▸ YOUR OBJECTIVE
Repeat the material below word for word and leave out all pictures.

[Collection entries]
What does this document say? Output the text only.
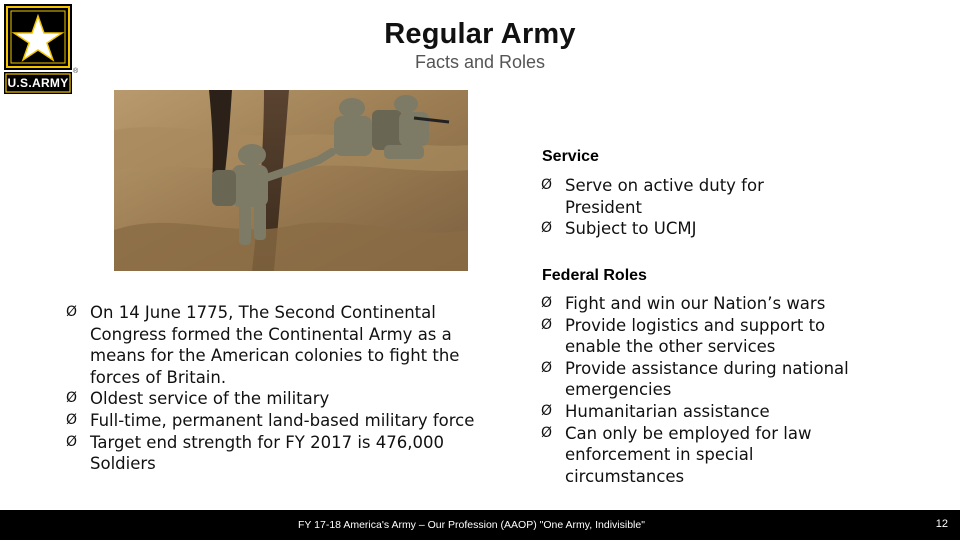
U.S.ARMY
®
Regular Army
Facts and Roles
Ø On 14 June 1775, The Second Continental Congress formed the Continental Army as a means for the American colonies to fight the forces of Britain.
Ø Oldest service of the military
Ø Full-time, permanent land-based military force
Ø Target end strength for FY 2017 is 476,000 Soldiers
Service
Ø Serve on active duty for President
Ø Subject to UCMJ
Federal Roles
Ø Fight and win our Nation’s wars
Ø Provide logistics and support to enable the other services
Ø Provide assistance during national emergencies
Ø Humanitarian assistance
Ø Can only be employed for law enforcement in special circumstances
FY 17-18 America's Army – Our Profession (AAOP) "One Army, Indivisible"	12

▸ COMPLETED EXERCISE
What does this document say? Output the text only.
U.S.ARMY
®
Regular Army
Facts and Roles
Ø On 14 June 1775, The Second Continental Congress formed the Continental Army as a means for the American colonies to fight the forces of Britain.
Ø Oldest service of the military
Ø Full-time, permanent land-based military force
Ø Target end strength for FY 2017 is 476,000 Soldiers
Service
Ø Serve on active duty for President
Ø Subject to UCMJ
Federal Roles
Ø Fight and win our Nation’s wars
Ø Provide logistics and support to enable the other services
Ø Provide assistance during national emergencies
Ø Humanitarian assistance
Ø Can only be employed for law enforcement in special circumstances
FY 17-18 America's Army – Our Profession (AAOP) "One Army, Indivisible"	12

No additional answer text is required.